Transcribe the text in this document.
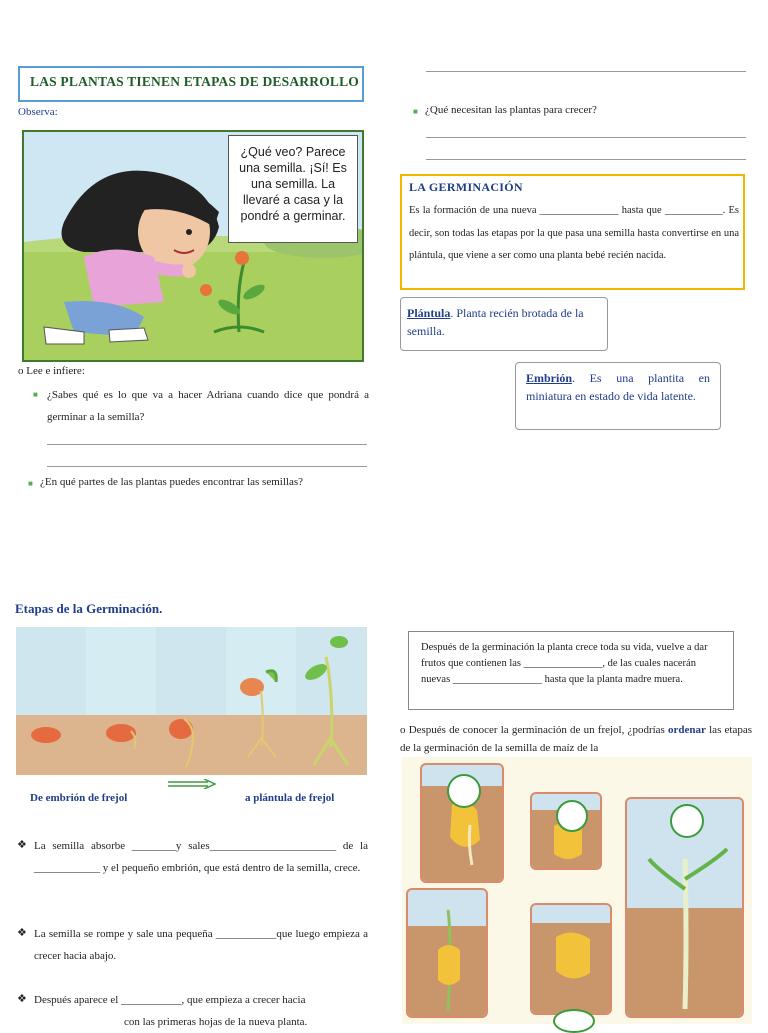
LAS PLANTAS TIENEN ETAPAS DE DESARROLLO
Observa:
¿Qué veo? Parece una semilla. ¡Sí! Es una semilla. La llevaré a casa y la pondré a germinar.
o Lee e infiere:
■ ¿Sabes qué es lo que va a hacer Adriana cuando dice que pondrá a germinar a la semilla?
■ ¿En qué partes de las plantas puedes encontrar las semillas?
■ ¿Qué necesitan las plantas para crecer?
LA GERMINACIÓN
Es la formación de una nueva _______________ hasta que ___________. Es decir, son todas las etapas por la que pasa una semilla hasta convertirse en una plántula, que viene a ser como una planta bebé recién nacida.
Plántula. Planta recién brotada de la semilla.
Embrión. Es una plantita en miniatura en estado de vida latente.
Etapas de la Germinación.
De embrión de frejol	a plántula de frejol
❖ La semilla absorbe ________y sales_______________________ de la ____________ y el pequeño embrión, que está dentro de la semilla, crece.
❖ La semilla se rompe y sale una pequeña ___________que luego empieza a crecer hacia abajo.
❖ Después aparece el ___________, que empieza a crecer hacia
con las primeras hojas de la nueva planta.
Después de la germinación la planta crece toda su vida, vuelve a dar frutos que contienen las _______________, de las cuales nacerán nuevas _________________ hasta que la planta madre muera.
o Después de conocer la germinación de un frejol, ¿podrías ordenar las etapas de la germinación de la semilla de maíz de la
● ● ● ● ●
» **OBJECTIVE**: Each line of the data is to be duplicated exactly; pictures stay out of the copy.

» **OUTPUT OF THE EXERCISE**:
Transcribe the text in this document.
LAS PLANTAS TIENEN ETAPAS DE DESARROLLO
Observa:
¿Qué veo? Parece una semilla. ¡Sí! Es una semilla. La llevaré a casa y la pondré a germinar.
o Lee e infiere:
■ ¿Sabes qué es lo que va a hacer Adriana cuando dice que pondrá a germinar a la semilla?
■ ¿En qué partes de las plantas puedes encontrar las semillas?
■ ¿Qué necesitan las plantas para crecer?
LA GERMINACIÓN
Es la formación de una nueva _______________ hasta que ___________. Es decir, son todas las etapas por la que pasa una semilla hasta convertirse en una plántula, que viene a ser como una planta bebé recién nacida.
Plántula. Planta recién brotada de la semilla.
Embrión. Es una plantita en miniatura en estado de vida latente.
Etapas de la Germinación.
De embrión de frejol	a plántula de frejol
❖ La semilla absorbe ________y sales_______________________ de la ____________ y el pequeño embrión, que está dentro de la semilla, crece.
❖ La semilla se rompe y sale una pequeña ___________que luego empieza a crecer hacia abajo.
❖ Después aparece el ___________, que empieza a crecer hacia
con las primeras hojas de la nueva planta.
Después de la germinación la planta crece toda su vida, vuelve a dar frutos que contienen las _______________, de las cuales nacerán nuevas _________________ hasta que la planta madre muera.
o Después de conocer la germinación de un frejol, ¿podrías ordenar las etapas de la germinación de la semilla de maíz de la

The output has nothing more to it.